> [TO DO] List each line of the data that holds the string "title".

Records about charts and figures
+ + +
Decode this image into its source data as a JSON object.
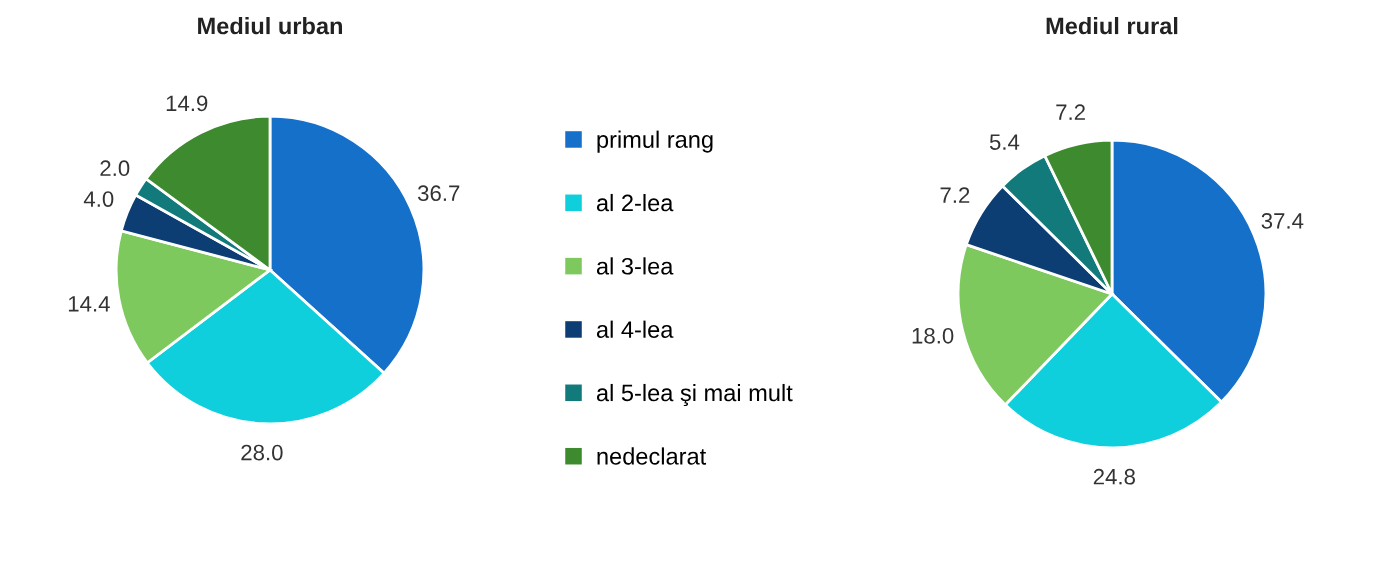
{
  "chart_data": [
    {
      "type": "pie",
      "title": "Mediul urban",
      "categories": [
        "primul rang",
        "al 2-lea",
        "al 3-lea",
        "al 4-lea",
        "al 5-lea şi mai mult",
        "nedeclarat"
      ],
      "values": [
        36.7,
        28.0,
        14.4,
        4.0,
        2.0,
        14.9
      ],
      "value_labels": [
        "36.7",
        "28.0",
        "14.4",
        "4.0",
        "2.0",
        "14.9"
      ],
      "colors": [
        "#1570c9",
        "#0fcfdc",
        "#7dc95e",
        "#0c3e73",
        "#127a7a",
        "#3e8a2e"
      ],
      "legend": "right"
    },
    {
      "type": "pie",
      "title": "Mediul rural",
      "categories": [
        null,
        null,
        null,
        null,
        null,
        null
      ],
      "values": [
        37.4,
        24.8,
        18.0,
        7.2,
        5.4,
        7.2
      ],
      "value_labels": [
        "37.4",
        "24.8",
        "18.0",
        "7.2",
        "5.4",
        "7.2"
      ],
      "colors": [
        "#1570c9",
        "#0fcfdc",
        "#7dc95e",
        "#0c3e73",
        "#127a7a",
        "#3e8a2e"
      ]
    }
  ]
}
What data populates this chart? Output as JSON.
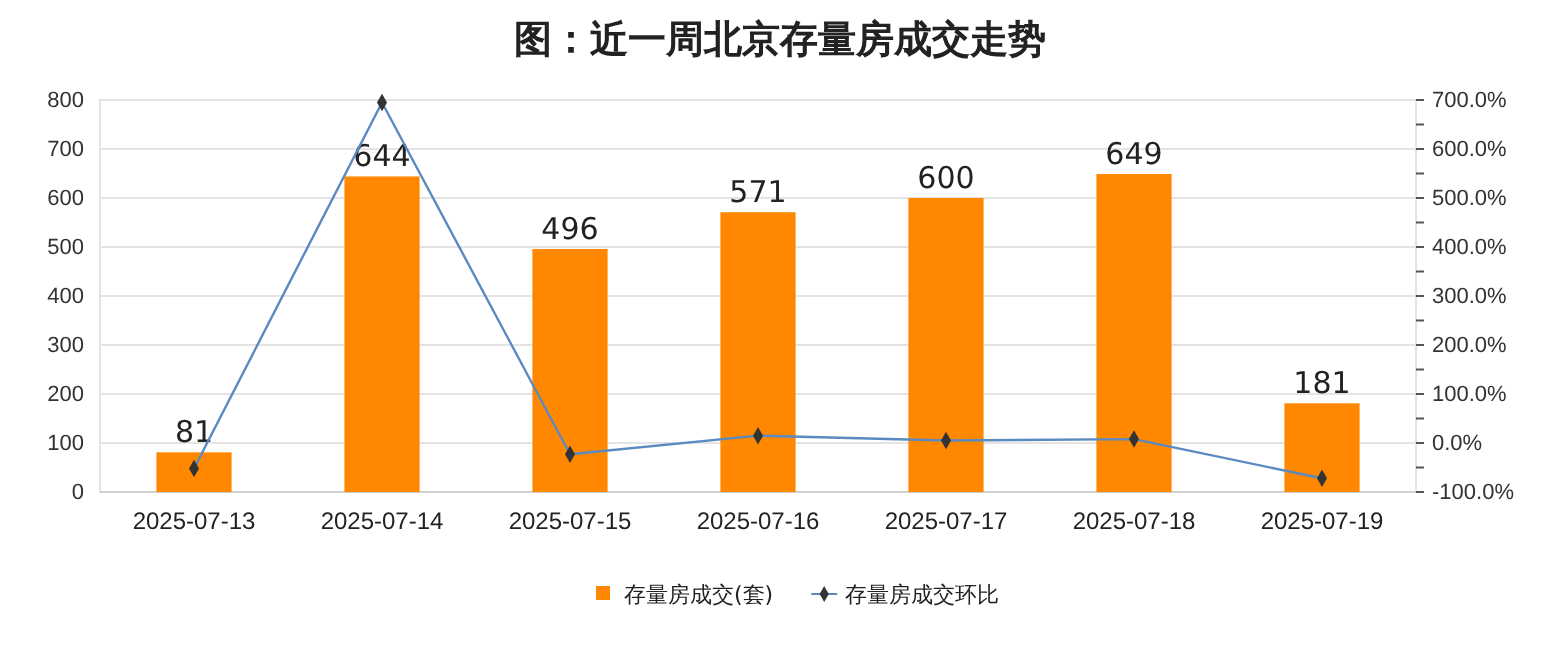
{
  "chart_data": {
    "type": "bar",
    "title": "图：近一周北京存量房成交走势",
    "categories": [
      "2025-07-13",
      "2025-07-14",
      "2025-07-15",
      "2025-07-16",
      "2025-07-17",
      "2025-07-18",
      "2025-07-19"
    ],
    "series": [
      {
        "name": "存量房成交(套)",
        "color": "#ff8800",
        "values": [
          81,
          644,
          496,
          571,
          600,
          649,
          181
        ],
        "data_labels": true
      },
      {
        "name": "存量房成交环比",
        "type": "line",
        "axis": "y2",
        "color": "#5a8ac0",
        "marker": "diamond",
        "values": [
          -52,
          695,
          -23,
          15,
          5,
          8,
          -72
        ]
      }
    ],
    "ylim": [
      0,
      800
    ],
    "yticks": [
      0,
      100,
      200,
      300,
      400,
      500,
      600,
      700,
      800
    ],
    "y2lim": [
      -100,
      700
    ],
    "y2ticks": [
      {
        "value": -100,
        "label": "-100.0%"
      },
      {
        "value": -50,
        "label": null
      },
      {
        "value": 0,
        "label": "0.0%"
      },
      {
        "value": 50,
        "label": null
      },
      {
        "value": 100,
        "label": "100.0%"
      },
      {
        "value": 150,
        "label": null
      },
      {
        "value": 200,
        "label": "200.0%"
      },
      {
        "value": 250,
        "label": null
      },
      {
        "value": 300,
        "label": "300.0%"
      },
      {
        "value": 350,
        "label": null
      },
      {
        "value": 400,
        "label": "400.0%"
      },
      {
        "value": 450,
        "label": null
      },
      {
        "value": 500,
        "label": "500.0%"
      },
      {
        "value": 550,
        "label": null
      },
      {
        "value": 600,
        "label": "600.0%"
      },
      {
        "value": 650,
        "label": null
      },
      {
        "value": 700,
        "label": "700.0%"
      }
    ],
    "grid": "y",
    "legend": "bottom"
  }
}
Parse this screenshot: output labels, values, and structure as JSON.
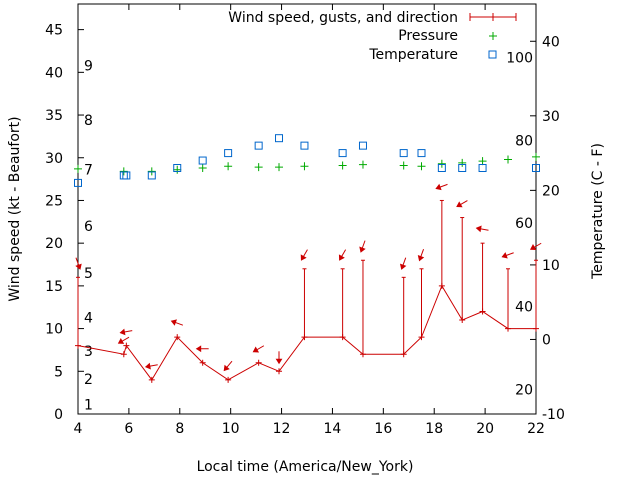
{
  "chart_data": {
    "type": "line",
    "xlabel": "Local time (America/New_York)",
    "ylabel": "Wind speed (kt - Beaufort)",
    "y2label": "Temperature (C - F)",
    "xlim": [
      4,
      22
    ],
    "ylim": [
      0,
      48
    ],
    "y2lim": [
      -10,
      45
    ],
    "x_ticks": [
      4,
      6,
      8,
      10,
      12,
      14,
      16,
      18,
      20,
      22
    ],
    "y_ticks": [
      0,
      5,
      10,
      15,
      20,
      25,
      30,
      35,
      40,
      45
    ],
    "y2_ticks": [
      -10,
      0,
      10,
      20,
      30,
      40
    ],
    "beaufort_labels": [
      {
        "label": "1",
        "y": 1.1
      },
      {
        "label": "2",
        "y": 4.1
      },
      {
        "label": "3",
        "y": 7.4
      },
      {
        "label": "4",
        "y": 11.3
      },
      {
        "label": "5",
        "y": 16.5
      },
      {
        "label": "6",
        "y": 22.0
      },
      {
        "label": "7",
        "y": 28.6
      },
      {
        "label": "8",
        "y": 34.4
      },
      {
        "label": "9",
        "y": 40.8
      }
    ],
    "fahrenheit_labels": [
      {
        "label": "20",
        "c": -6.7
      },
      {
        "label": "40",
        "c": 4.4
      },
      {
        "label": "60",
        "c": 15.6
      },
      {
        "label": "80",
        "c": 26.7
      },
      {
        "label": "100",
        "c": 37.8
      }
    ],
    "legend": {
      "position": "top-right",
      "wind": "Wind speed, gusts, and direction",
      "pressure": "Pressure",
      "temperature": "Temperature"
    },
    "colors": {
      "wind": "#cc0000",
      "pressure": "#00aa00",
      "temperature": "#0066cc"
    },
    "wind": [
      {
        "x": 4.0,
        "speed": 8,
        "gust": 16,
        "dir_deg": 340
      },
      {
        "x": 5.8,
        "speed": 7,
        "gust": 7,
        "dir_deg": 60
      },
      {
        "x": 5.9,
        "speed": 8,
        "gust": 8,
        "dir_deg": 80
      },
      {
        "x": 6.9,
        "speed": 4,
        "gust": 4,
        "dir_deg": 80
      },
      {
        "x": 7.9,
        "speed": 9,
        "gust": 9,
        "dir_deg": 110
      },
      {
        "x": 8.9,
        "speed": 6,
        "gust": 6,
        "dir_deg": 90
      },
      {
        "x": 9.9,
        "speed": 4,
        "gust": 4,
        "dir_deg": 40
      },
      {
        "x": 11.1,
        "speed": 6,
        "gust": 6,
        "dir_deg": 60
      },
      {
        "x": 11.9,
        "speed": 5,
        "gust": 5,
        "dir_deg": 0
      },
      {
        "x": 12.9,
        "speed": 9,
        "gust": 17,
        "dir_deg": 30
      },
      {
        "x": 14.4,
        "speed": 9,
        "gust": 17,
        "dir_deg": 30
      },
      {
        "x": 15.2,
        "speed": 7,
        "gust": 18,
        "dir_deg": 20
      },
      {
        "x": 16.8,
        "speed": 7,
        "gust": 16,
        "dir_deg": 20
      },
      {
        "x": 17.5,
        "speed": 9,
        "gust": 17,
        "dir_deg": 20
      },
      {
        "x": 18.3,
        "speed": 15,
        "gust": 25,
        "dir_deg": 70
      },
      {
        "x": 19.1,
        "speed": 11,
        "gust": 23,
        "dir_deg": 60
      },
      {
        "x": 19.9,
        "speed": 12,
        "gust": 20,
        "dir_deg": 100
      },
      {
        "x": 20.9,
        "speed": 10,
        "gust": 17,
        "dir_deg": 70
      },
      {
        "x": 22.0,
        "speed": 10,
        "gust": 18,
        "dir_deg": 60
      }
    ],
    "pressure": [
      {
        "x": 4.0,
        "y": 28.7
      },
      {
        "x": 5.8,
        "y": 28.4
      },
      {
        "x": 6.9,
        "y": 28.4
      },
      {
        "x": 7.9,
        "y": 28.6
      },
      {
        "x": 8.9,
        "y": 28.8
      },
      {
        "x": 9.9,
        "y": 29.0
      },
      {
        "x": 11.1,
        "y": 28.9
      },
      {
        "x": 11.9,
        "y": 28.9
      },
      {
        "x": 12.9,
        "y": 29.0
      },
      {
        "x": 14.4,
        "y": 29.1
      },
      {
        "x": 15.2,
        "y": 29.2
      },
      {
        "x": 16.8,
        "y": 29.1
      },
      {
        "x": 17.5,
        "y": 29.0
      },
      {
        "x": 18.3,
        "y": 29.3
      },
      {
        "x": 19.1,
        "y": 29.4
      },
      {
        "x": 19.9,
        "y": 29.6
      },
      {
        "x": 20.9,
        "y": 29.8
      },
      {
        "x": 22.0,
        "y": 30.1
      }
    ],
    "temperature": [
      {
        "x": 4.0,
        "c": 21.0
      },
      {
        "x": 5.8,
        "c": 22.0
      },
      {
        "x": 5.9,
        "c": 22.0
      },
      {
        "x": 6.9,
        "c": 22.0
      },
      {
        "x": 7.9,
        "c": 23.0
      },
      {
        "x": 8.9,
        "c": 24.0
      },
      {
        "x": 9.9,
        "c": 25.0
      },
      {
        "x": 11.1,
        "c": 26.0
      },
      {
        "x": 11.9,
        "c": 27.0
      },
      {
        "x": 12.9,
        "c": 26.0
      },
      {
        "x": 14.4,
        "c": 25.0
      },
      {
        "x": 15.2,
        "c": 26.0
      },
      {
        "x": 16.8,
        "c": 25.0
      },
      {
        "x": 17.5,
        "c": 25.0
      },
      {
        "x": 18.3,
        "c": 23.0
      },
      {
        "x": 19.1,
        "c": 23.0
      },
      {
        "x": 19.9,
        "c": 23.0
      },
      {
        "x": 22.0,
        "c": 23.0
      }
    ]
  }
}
+ + +
> [EXPECTED ANSWER]
      "title": "Mediul urban",
      "title": "Mediul rural",
    "title": "图：近一周北京存量房成交走势",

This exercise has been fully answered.